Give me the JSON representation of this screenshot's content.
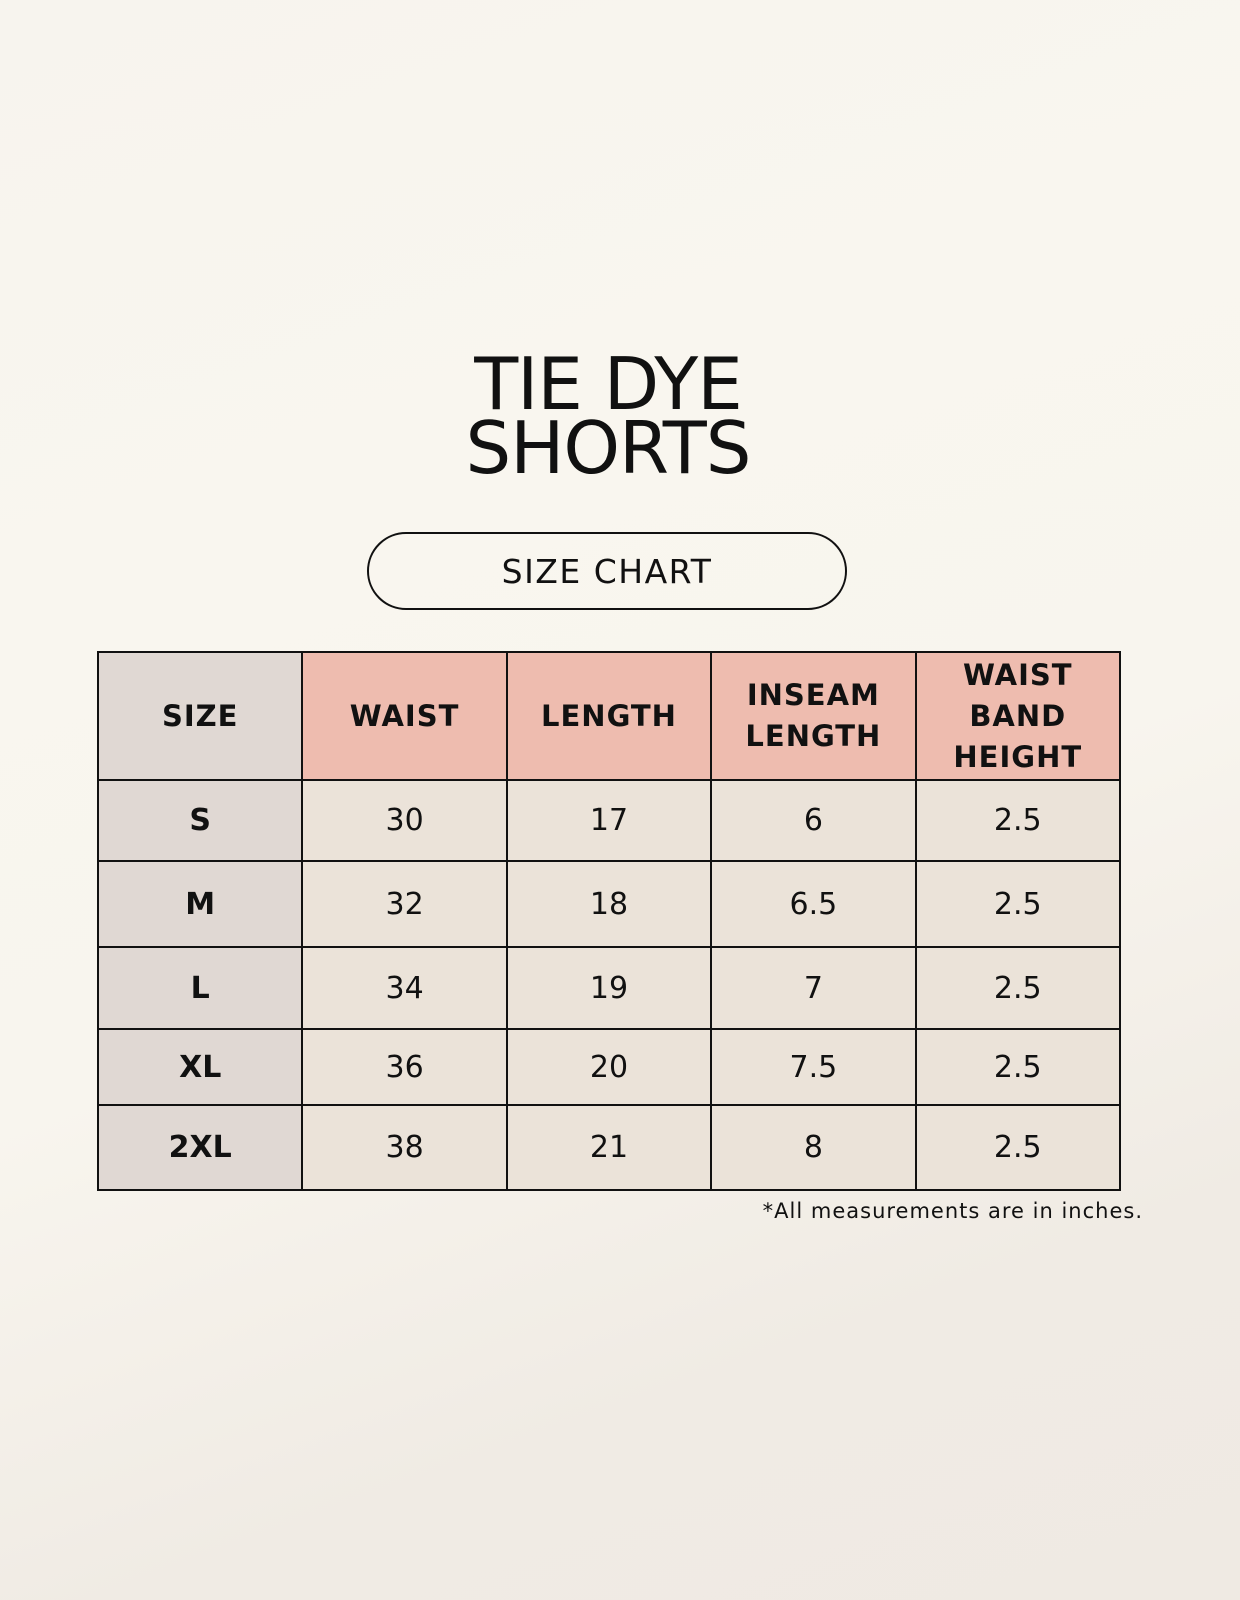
{
  "title_line1": "TIE DYE",
  "title_line2": "SHORTS",
  "subtitle": "SIZE CHART",
  "table": {
    "headers": [
      "SIZE",
      "WAIST",
      "LENGTH",
      "INSEAM LENGTH",
      "WAIST BAND HEIGHT"
    ],
    "rows": [
      [
        "S",
        "30",
        "17",
        "6",
        "2.5"
      ],
      [
        "M",
        "32",
        "18",
        "6.5",
        "2.5"
      ],
      [
        "L",
        "34",
        "19",
        "7",
        "2.5"
      ],
      [
        "XL",
        "36",
        "20",
        "7.5",
        "2.5"
      ],
      [
        "2XL",
        "38",
        "21",
        "8",
        "2.5"
      ]
    ]
  },
  "footnote": "*All measurements are in inches.",
  "colors": {
    "header_accent": "#eebcaf",
    "size_column": "#e0d8d3",
    "cell_bg": "#ebe3d9"
  }
}
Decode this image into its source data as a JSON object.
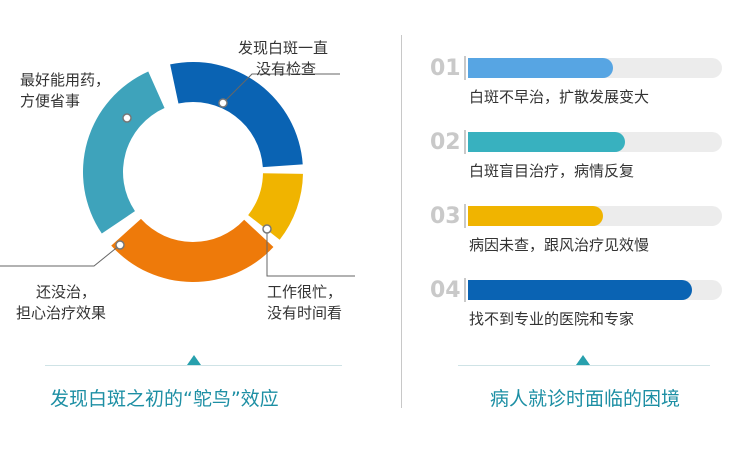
{
  "colors": {
    "dark_blue": "#0a63b3",
    "yellow": "#f0b400",
    "orange": "#ee7a0a",
    "teal": "#3ea3bb",
    "light_blue": "#57a5e3",
    "teal_mid": "#38b1bf",
    "caption": "#1d8fa4"
  },
  "left": {
    "donut_segments": [
      {
        "label": "发现白斑一直没有检查",
        "color": "#0a63b3"
      },
      {
        "label": "工作很忙，没有时间看",
        "color": "#f0b400"
      },
      {
        "label": "还没治，担心治疗效果",
        "color": "#ee7a0a"
      },
      {
        "label": "最好能用药，方便省事",
        "color": "#3ea3bb"
      }
    ],
    "labels": {
      "seg1_line1": "发现白斑一直",
      "seg1_line2": "没有检查",
      "seg2_line1": "工作很忙，",
      "seg2_line2": "没有时间看",
      "seg3_line1": "还没治，",
      "seg3_line2": "担心治疗效果",
      "seg4_line1": "最好能用药，",
      "seg4_line2": "方便省事"
    },
    "caption": "发现白斑之初的“鸵鸟”效应"
  },
  "right": {
    "items": [
      {
        "num": "01",
        "text": "白斑不早治，扩散发展变大",
        "fill": 0.57,
        "color": "#57a5e3"
      },
      {
        "num": "02",
        "text": "白斑盲目治疗，病情反复",
        "fill": 0.62,
        "color": "#38b1bf"
      },
      {
        "num": "03",
        "text": "病因未查，跟风治疗见效慢",
        "fill": 0.53,
        "color": "#f0b400"
      },
      {
        "num": "04",
        "text": "找不到专业的医院和专家",
        "fill": 0.88,
        "color": "#0a63b3"
      }
    ],
    "caption": "病人就诊时面临的困境"
  }
}
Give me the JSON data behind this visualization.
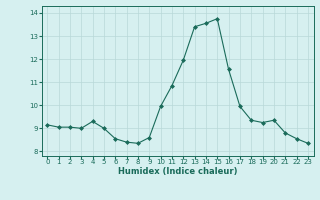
{
  "x": [
    0,
    1,
    2,
    3,
    4,
    5,
    6,
    7,
    8,
    9,
    10,
    11,
    12,
    13,
    14,
    15,
    16,
    17,
    18,
    19,
    20,
    21,
    22,
    23
  ],
  "y": [
    9.15,
    9.05,
    9.05,
    9.0,
    9.3,
    9.0,
    8.55,
    8.4,
    8.35,
    8.6,
    9.95,
    10.85,
    11.95,
    13.4,
    13.55,
    13.75,
    11.55,
    9.95,
    9.35,
    9.25,
    9.35,
    8.8,
    8.55,
    8.35
  ],
  "line_color": "#1a6b5a",
  "marker": "D",
  "marker_size": 2.0,
  "bg_color": "#d6f0f0",
  "grid_color": "#b8d8d8",
  "xlabel": "Humidex (Indice chaleur)",
  "xlim": [
    -0.5,
    23.5
  ],
  "ylim": [
    7.8,
    14.3
  ],
  "yticks": [
    8,
    9,
    10,
    11,
    12,
    13,
    14
  ],
  "xticks": [
    0,
    1,
    2,
    3,
    4,
    5,
    6,
    7,
    8,
    9,
    10,
    11,
    12,
    13,
    14,
    15,
    16,
    17,
    18,
    19,
    20,
    21,
    22,
    23
  ],
  "tick_color": "#1a6b5a",
  "label_color": "#1a6b5a",
  "tick_fontsize": 5.0,
  "xlabel_fontsize": 6.0,
  "linewidth": 0.8
}
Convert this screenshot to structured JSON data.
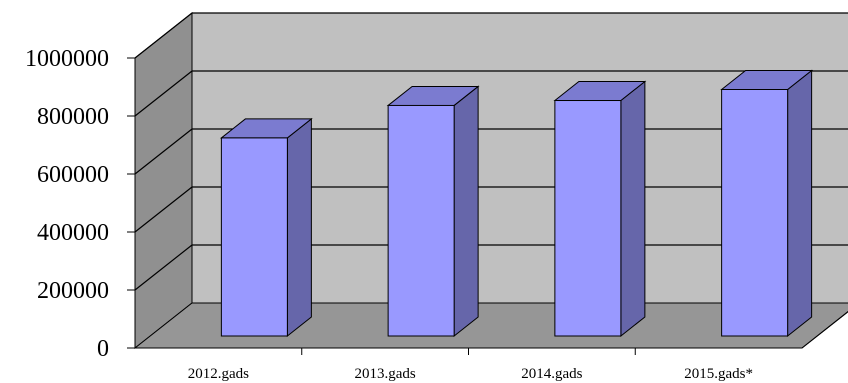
{
  "chart_data": {
    "type": "bar",
    "title": "",
    "xlabel": "",
    "ylabel": "",
    "categories": [
      "2012.gads",
      "2013.gads",
      "2014.gads",
      "2015.gads*"
    ],
    "values": [
      683000,
      795000,
      812000,
      850000
    ],
    "ylim": [
      0,
      1000000
    ],
    "yticks": [
      "0",
      "200000",
      "400000",
      "600000",
      "800000",
      "1000000"
    ],
    "grid": true,
    "legend": "none",
    "colors": {
      "bar_front": "#9999ff",
      "bar_side": "#6666aa",
      "bar_top": "#7b7bd0",
      "back_wall": "#c0c0c0",
      "side_wall": "#909090",
      "floor": "#969696",
      "grid": "#000000"
    }
  }
}
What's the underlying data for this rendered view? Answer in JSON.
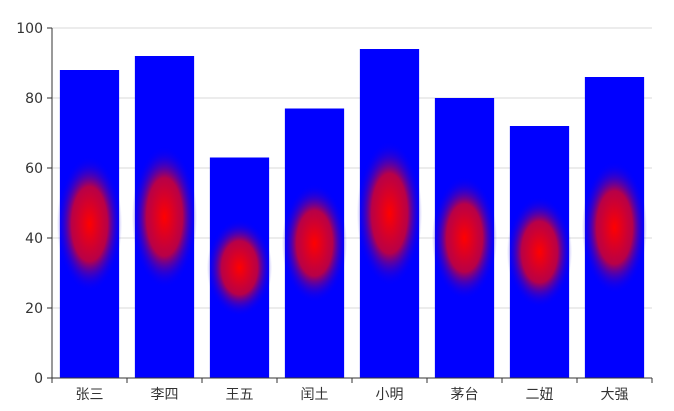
{
  "chart_data": {
    "type": "bar",
    "categories": [
      "张三",
      "李四",
      "王五",
      "闰土",
      "小明",
      "茅台",
      "二妞",
      "大强"
    ],
    "values": [
      88,
      92,
      63,
      77,
      94,
      80,
      72,
      86
    ],
    "ylim": [
      0,
      100
    ],
    "yticks": [
      0,
      20,
      40,
      60,
      80,
      100
    ],
    "grid": true,
    "legend": "none",
    "colors": {
      "bar": "#0000ff",
      "highlight_center": "#ff0000",
      "grid": "#d9d9d9",
      "axis": "#333333"
    }
  }
}
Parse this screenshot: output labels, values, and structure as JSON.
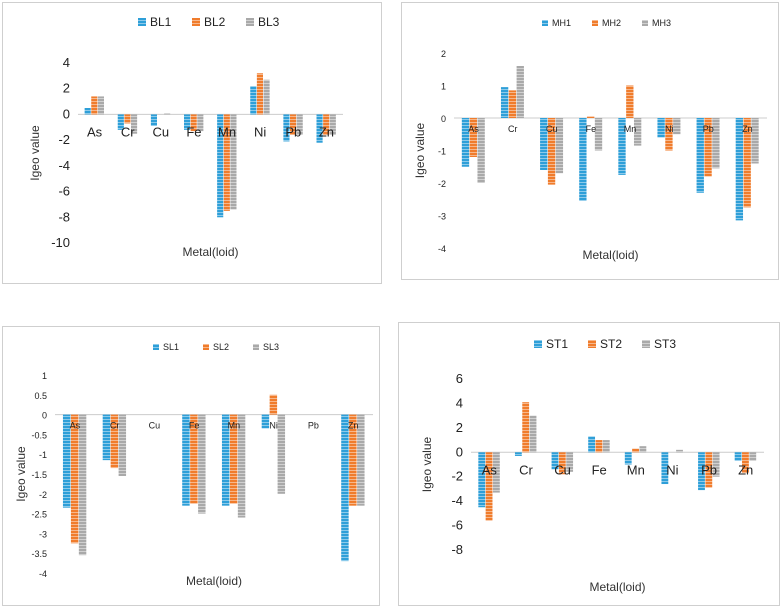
{
  "colors": {
    "series1": "#2e9fd8",
    "series2": "#f07c2c",
    "series3": "#a9a9a9"
  },
  "chart_data": [
    {
      "type": "bar",
      "title": "",
      "xlabel": "Metal(loid)",
      "ylabel": "Igeo value",
      "categories": [
        "As",
        "Cr",
        "Cu",
        "Fe",
        "Mn",
        "Ni",
        "Pb",
        "Zn"
      ],
      "ylim": [
        -10,
        4
      ],
      "yticks": [
        4,
        2,
        0,
        -2,
        -4,
        -6,
        -8,
        -10
      ],
      "legend": "top",
      "series": [
        {
          "name": "BL1",
          "values": [
            0.5,
            -1.2,
            -0.9,
            -1.2,
            -8.0,
            2.2,
            -2.1,
            -2.2
          ]
        },
        {
          "name": "BL2",
          "values": [
            1.4,
            -0.7,
            0.0,
            -1.3,
            -7.5,
            3.2,
            -1.6,
            -1.6
          ]
        },
        {
          "name": "BL3",
          "values": [
            1.4,
            -1.5,
            0.1,
            -1.3,
            -7.4,
            2.7,
            -1.6,
            -1.6
          ]
        }
      ]
    },
    {
      "type": "bar",
      "title": "",
      "xlabel": "Metal(loid)",
      "ylabel": "Igeo value",
      "categories": [
        "As",
        "Cr",
        "Cu",
        "Fe",
        "Mn",
        "Ni",
        "Pb",
        "Zn"
      ],
      "ylim": [
        -4,
        2
      ],
      "yticks": [
        2,
        1,
        0,
        -1,
        -2,
        -3,
        -4
      ],
      "legend": "top",
      "series": [
        {
          "name": "MH1",
          "values": [
            -1.5,
            0.95,
            -1.6,
            -2.55,
            -1.75,
            -0.6,
            -2.3,
            -3.15
          ]
        },
        {
          "name": "MH2",
          "values": [
            -1.2,
            0.85,
            -2.05,
            0.05,
            1.0,
            -1.0,
            -1.8,
            -2.75
          ]
        },
        {
          "name": "MH3",
          "values": [
            -2.0,
            1.6,
            -1.7,
            -1.0,
            -0.85,
            -0.5,
            -1.55,
            -1.4
          ]
        }
      ]
    },
    {
      "type": "bar",
      "title": "",
      "xlabel": "Metal(loid)",
      "ylabel": "Igeo value",
      "categories": [
        "As",
        "Cr",
        "Cu",
        "Fe",
        "Mn",
        "Ni",
        "Pb",
        "Zn"
      ],
      "ylim": [
        -4,
        1
      ],
      "yticks": [
        "1",
        "0.5",
        "0",
        "-0.5",
        "-1",
        "-1.5",
        "-2",
        "-2.5",
        "-3",
        "-3.5",
        "-4"
      ],
      "legend": "top",
      "series": [
        {
          "name": "SL1",
          "values": [
            -2.35,
            -1.15,
            0,
            -2.3,
            -2.3,
            -0.35,
            0,
            -3.7
          ]
        },
        {
          "name": "SL2",
          "values": [
            -3.25,
            -1.35,
            0,
            -2.25,
            -2.25,
            0.5,
            0,
            -2.3
          ]
        },
        {
          "name": "SL3",
          "values": [
            -3.55,
            -1.55,
            0,
            -2.5,
            -2.6,
            -2.0,
            0,
            -2.3
          ]
        }
      ]
    },
    {
      "type": "bar",
      "title": "",
      "xlabel": "Metal(loid)",
      "ylabel": "Igeo value",
      "categories": [
        "As",
        "Cr",
        "Cu",
        "Fe",
        "Mn",
        "Ni",
        "Pb",
        "Zn"
      ],
      "ylim": [
        -8,
        6
      ],
      "yticks": [
        6,
        4,
        2,
        0,
        -2,
        -4,
        -6,
        -8
      ],
      "legend": "top",
      "series": [
        {
          "name": "ST1",
          "values": [
            -4.5,
            -0.3,
            -1.4,
            1.3,
            -1.0,
            -2.6,
            -3.1,
            -0.7
          ]
        },
        {
          "name": "ST2",
          "values": [
            -5.6,
            4.1,
            -1.8,
            1.0,
            0.3,
            0.0,
            -2.9,
            -1.7
          ]
        },
        {
          "name": "ST3",
          "values": [
            -3.3,
            3.0,
            -1.6,
            1.0,
            0.5,
            0.2,
            -2.0,
            -0.7
          ]
        }
      ]
    }
  ]
}
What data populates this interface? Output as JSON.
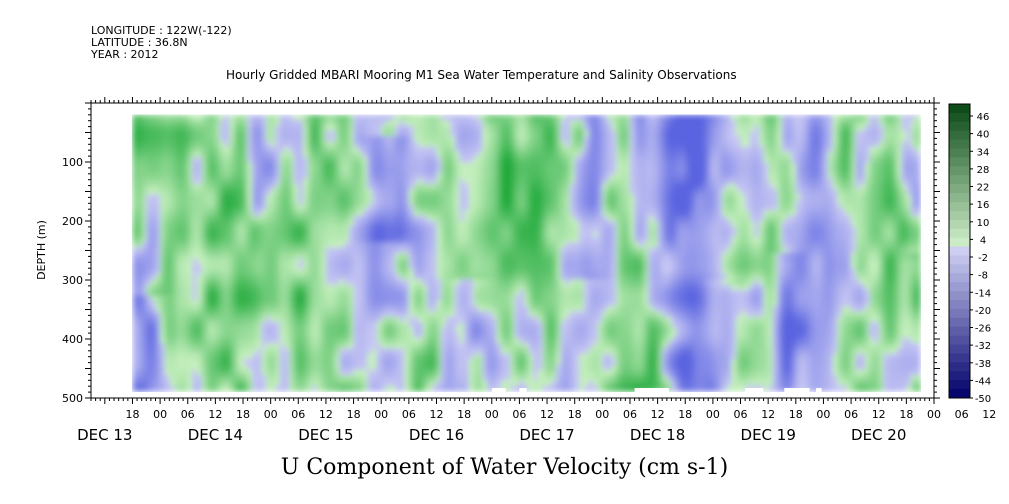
{
  "header": {
    "line1": "LONGITUDE : 122W(-122)",
    "line2": "LATITUDE : 36.8N",
    "line3": "YEAR : 2012",
    "title": "Hourly Gridded MBARI Mooring M1 Sea Water Temperature and Salinity Observations"
  },
  "bottom_title": "U Component of Water Velocity (cm s-1)",
  "chart_data": {
    "type": "heatmap",
    "title": "Hourly Gridded MBARI Mooring M1 Sea Water Temperature and Salinity Observations",
    "xlabel": "",
    "ylabel": "DEPTH (m)",
    "y_axis": {
      "range": [
        0,
        500
      ],
      "inverted": true,
      "ticks": [
        100,
        200,
        300,
        400,
        500
      ]
    },
    "x_axis": {
      "unit": "hour since DEC 13 00",
      "range": [
        9,
        192
      ],
      "hour_tick_labels": [
        "18",
        "00",
        "06",
        "12",
        "18",
        "00",
        "06",
        "12",
        "18",
        "00",
        "06",
        "12",
        "18",
        "00",
        "06",
        "12",
        "18",
        "00",
        "06",
        "12",
        "18",
        "00",
        "06",
        "12",
        "18",
        "00",
        "06",
        "12",
        "18",
        "00",
        "06",
        "12"
      ],
      "day_labels": [
        "DEC 13",
        "DEC 14",
        "DEC 15",
        "DEC 16",
        "DEC 17",
        "DEC 18",
        "DEC 19",
        "DEC 20"
      ]
    },
    "colorbar": {
      "labels": [
        "46",
        "40",
        "34",
        "28",
        "22",
        "16",
        "10",
        "4",
        "-2",
        "-8",
        "-14",
        "-20",
        "-26",
        "-32",
        "-38",
        "-44",
        "-50"
      ],
      "range": [
        -50,
        49
      ]
    },
    "data_extent": {
      "time_start_hour": 18,
      "time_end_hour": 189,
      "depth_min": 20,
      "depth_max": 485
    },
    "features": [
      {
        "label": "positive (green)",
        "description": "broad columns of eastward flow"
      },
      {
        "label": "negative (blue)",
        "description": "columns of westward flow, strongest near DEC 17 18 and DEC 18"
      }
    ],
    "colors": {
      "positive_low": "#c8f0c0",
      "positive_high": "#1ca838",
      "negative_low": "#c8c8f4",
      "negative_high": "#5a64e0",
      "missing": "#ffffff"
    }
  }
}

------------------------------------------------------------------------

REQUIRED TASK
Return every line containing "What".

THE COMPLETED TASK
What's the underlying data for this rendered view? Answer in JSON.
What data populates this interface? Output as JSON.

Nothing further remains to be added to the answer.